(A run of rows)
--------------------

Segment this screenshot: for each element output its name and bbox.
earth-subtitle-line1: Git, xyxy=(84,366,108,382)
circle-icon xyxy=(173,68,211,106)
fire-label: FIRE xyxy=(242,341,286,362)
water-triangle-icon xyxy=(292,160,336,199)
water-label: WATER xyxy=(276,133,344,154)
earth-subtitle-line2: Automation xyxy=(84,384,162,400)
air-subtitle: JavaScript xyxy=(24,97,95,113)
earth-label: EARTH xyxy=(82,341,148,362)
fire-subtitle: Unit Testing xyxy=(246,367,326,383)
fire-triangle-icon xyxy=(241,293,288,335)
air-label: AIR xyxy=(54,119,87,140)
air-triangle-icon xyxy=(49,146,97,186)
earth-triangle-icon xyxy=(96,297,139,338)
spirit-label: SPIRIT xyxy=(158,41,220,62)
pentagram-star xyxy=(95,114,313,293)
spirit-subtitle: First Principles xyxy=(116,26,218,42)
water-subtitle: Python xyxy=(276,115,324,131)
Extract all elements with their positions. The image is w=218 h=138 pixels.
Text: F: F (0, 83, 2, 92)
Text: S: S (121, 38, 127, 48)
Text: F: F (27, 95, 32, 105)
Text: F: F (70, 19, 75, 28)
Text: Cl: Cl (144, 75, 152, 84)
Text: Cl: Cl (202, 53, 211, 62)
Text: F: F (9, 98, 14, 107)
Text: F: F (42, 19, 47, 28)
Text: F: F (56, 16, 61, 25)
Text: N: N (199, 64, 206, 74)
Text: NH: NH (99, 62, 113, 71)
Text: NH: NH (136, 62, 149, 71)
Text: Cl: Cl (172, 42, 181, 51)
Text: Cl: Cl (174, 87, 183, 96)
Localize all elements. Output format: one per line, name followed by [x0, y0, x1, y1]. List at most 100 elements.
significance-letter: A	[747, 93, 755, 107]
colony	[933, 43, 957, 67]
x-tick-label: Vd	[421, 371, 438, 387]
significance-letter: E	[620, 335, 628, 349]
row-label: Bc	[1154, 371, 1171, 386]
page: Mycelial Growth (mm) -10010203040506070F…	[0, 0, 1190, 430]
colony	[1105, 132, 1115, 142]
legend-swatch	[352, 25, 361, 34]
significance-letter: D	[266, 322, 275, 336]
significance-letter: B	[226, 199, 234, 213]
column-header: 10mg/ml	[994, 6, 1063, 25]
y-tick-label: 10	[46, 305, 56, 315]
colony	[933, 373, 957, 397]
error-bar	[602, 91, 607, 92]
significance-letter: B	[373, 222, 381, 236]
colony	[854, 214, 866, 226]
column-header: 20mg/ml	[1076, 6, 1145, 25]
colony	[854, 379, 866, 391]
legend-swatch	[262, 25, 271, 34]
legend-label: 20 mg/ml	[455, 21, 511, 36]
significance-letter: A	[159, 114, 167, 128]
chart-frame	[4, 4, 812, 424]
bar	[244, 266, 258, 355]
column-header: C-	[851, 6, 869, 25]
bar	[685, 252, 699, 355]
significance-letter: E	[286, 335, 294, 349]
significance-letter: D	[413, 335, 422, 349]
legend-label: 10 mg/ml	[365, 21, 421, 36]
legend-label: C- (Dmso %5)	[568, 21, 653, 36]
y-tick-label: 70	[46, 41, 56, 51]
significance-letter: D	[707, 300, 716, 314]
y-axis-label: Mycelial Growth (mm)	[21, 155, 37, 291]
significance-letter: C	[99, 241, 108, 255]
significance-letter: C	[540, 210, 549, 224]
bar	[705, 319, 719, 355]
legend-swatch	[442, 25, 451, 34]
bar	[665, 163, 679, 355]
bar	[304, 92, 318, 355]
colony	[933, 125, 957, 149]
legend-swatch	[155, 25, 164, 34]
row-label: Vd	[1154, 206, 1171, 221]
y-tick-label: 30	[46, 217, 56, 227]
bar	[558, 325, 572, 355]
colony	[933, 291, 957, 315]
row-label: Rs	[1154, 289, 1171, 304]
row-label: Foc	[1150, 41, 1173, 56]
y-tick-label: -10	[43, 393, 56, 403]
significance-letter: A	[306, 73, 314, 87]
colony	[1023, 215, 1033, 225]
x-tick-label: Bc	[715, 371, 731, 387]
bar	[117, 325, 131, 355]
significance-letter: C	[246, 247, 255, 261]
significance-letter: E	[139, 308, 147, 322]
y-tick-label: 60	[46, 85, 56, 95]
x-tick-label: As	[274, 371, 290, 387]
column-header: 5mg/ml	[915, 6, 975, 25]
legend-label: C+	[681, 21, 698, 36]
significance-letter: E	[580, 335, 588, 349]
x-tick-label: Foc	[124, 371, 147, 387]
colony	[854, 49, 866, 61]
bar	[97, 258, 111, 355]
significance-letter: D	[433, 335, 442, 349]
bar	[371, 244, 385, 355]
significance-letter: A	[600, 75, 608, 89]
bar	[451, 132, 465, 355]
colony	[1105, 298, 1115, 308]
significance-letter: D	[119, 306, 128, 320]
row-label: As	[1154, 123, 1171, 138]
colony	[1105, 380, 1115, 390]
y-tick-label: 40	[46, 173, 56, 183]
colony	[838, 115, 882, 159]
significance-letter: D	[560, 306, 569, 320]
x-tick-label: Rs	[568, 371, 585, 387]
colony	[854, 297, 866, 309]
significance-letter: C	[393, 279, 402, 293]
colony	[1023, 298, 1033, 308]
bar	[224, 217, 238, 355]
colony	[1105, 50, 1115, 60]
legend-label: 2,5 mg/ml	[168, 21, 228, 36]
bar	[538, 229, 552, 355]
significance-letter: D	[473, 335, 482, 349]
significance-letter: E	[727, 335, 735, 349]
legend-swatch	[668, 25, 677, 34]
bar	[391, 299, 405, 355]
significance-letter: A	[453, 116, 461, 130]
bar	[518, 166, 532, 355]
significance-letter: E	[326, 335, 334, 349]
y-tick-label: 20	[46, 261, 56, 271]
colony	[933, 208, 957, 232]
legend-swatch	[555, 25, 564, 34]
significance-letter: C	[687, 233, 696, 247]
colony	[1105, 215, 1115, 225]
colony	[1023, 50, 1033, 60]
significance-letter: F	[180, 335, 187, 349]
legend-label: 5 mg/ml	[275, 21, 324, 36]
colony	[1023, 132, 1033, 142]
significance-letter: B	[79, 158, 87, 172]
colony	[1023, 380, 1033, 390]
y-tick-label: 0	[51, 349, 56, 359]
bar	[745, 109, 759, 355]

--------------------

AIM: Edit the rows above by replacing each occurrence of "significance-letter" with "sig-letter", and output every line with nothing else altered.

TASK ANSWER:
Segment this screenshot: for each element output its name and bbox.
earth-subtitle-line1: Git, xyxy=(84,366,108,382)
circle-icon xyxy=(173,68,211,106)
fire-label: FIRE xyxy=(242,341,286,362)
water-triangle-icon xyxy=(292,160,336,199)
water-label: WATER xyxy=(276,133,344,154)
earth-subtitle-line2: Automation xyxy=(84,384,162,400)
air-subtitle: JavaScript xyxy=(24,97,95,113)
earth-label: EARTH xyxy=(82,341,148,362)
fire-subtitle: Unit Testing xyxy=(246,367,326,383)
fire-triangle-icon xyxy=(241,293,288,335)
air-label: AIR xyxy=(54,119,87,140)
air-triangle-icon xyxy=(49,146,97,186)
earth-triangle-icon xyxy=(96,297,139,338)
spirit-label: SPIRIT xyxy=(158,41,220,62)
pentagram-star xyxy=(95,114,313,293)
spirit-subtitle: First Principles xyxy=(116,26,218,42)
water-subtitle: Python xyxy=(276,115,324,131)
Extract all elements with their positions. The image is w=218 h=138 pixels.
Text: F: F (0, 83, 2, 92)
Text: S: S (121, 38, 127, 48)
Text: F: F (27, 95, 32, 105)
Text: F: F (70, 19, 75, 28)
Text: Cl: Cl (144, 75, 152, 84)
Text: Cl: Cl (202, 53, 211, 62)
Text: F: F (9, 98, 14, 107)
Text: F: F (42, 19, 47, 28)
Text: F: F (56, 16, 61, 25)
Text: N: N (199, 64, 206, 74)
Text: NH: NH (99, 62, 113, 71)
Text: NH: NH (136, 62, 149, 71)
Text: Cl: Cl (172, 42, 181, 51)
Text: Cl: Cl (174, 87, 183, 96)
Localize all elements. Output format: one per line, name followed by [x0, y0, x1, y1]. List at most 100 elements.
sig-letter: A	[747, 93, 755, 107]
colony	[933, 43, 957, 67]
x-tick-label: Vd	[421, 371, 438, 387]
sig-letter: E	[620, 335, 628, 349]
row-label: Bc	[1154, 371, 1171, 386]
page: Mycelial Growth (mm) -10010203040506070F…	[0, 0, 1190, 430]
colony	[1105, 132, 1115, 142]
legend-swatch	[352, 25, 361, 34]
sig-letter: D	[266, 322, 275, 336]
sig-letter: B	[226, 199, 234, 213]
column-header: 10mg/ml	[994, 6, 1063, 25]
y-tick-label: 10	[46, 305, 56, 315]
colony	[933, 373, 957, 397]
error-bar	[602, 91, 607, 92]
sig-letter: B	[373, 222, 381, 236]
colony	[854, 214, 866, 226]
column-header: 20mg/ml	[1076, 6, 1145, 25]
colony	[854, 379, 866, 391]
legend-swatch	[262, 25, 271, 34]
legend-label: 20 mg/ml	[455, 21, 511, 36]
sig-letter: A	[159, 114, 167, 128]
chart-frame	[4, 4, 812, 424]
bar	[244, 266, 258, 355]
column-header: C-	[851, 6, 869, 25]
bar	[685, 252, 699, 355]
sig-letter: E	[286, 335, 294, 349]
sig-letter: D	[413, 335, 422, 349]
legend-label: 10 mg/ml	[365, 21, 421, 36]
legend-label: C- (Dmso %5)	[568, 21, 653, 36]
y-tick-label: 70	[46, 41, 56, 51]
sig-letter: D	[707, 300, 716, 314]
y-axis-label: Mycelial Growth (mm)	[21, 155, 37, 291]
sig-letter: C	[99, 241, 108, 255]
sig-letter: C	[540, 210, 549, 224]
bar	[705, 319, 719, 355]
legend-swatch	[442, 25, 451, 34]
bar	[665, 163, 679, 355]
bar	[304, 92, 318, 355]
colony	[933, 125, 957, 149]
legend-swatch	[155, 25, 164, 34]
row-label: Vd	[1154, 206, 1171, 221]
y-tick-label: 30	[46, 217, 56, 227]
bar	[558, 325, 572, 355]
colony	[933, 291, 957, 315]
row-label: Rs	[1154, 289, 1171, 304]
row-label: Foc	[1150, 41, 1173, 56]
y-tick-label: -10	[43, 393, 56, 403]
sig-letter: A	[306, 73, 314, 87]
colony	[1023, 215, 1033, 225]
x-tick-label: Bc	[715, 371, 731, 387]
bar	[117, 325, 131, 355]
sig-letter: C	[246, 247, 255, 261]
sig-letter: E	[139, 308, 147, 322]
y-tick-label: 60	[46, 85, 56, 95]
x-tick-label: As	[274, 371, 290, 387]
column-header: 5mg/ml	[915, 6, 975, 25]
legend-label: C+	[681, 21, 698, 36]
sig-letter: E	[580, 335, 588, 349]
x-tick-label: Foc	[124, 371, 147, 387]
colony	[854, 49, 866, 61]
bar	[97, 258, 111, 355]
sig-letter: D	[433, 335, 442, 349]
bar	[371, 244, 385, 355]
sig-letter: A	[600, 75, 608, 89]
bar	[451, 132, 465, 355]
colony	[1105, 298, 1115, 308]
sig-letter: D	[119, 306, 128, 320]
row-label: As	[1154, 123, 1171, 138]
colony	[1105, 380, 1115, 390]
y-tick-label: 40	[46, 173, 56, 183]
colony	[838, 115, 882, 159]
sig-letter: D	[560, 306, 569, 320]
x-tick-label: Rs	[568, 371, 585, 387]
colony	[854, 297, 866, 309]
sig-letter: C	[393, 279, 402, 293]
colony	[1023, 298, 1033, 308]
bar	[224, 217, 238, 355]
colony	[1105, 50, 1115, 60]
legend-label: 2,5 mg/ml	[168, 21, 228, 36]
bar	[538, 229, 552, 355]
sig-letter: D	[473, 335, 482, 349]
sig-letter: E	[727, 335, 735, 349]
legend-swatch	[668, 25, 677, 34]
bar	[391, 299, 405, 355]
sig-letter: A	[453, 116, 461, 130]
bar	[518, 166, 532, 355]
sig-letter: E	[326, 335, 334, 349]
y-tick-label: 20	[46, 261, 56, 271]
colony	[933, 208, 957, 232]
legend-swatch	[555, 25, 564, 34]
sig-letter: C	[687, 233, 696, 247]
colony	[1105, 215, 1115, 225]
colony	[1023, 50, 1033, 60]
sig-letter: F	[180, 335, 187, 349]
legend-label: 5 mg/ml	[275, 21, 324, 36]
colony	[1023, 132, 1033, 142]
sig-letter: B	[79, 158, 87, 172]
colony	[1023, 380, 1033, 390]
y-tick-label: 0	[51, 349, 56, 359]
bar	[745, 109, 759, 355]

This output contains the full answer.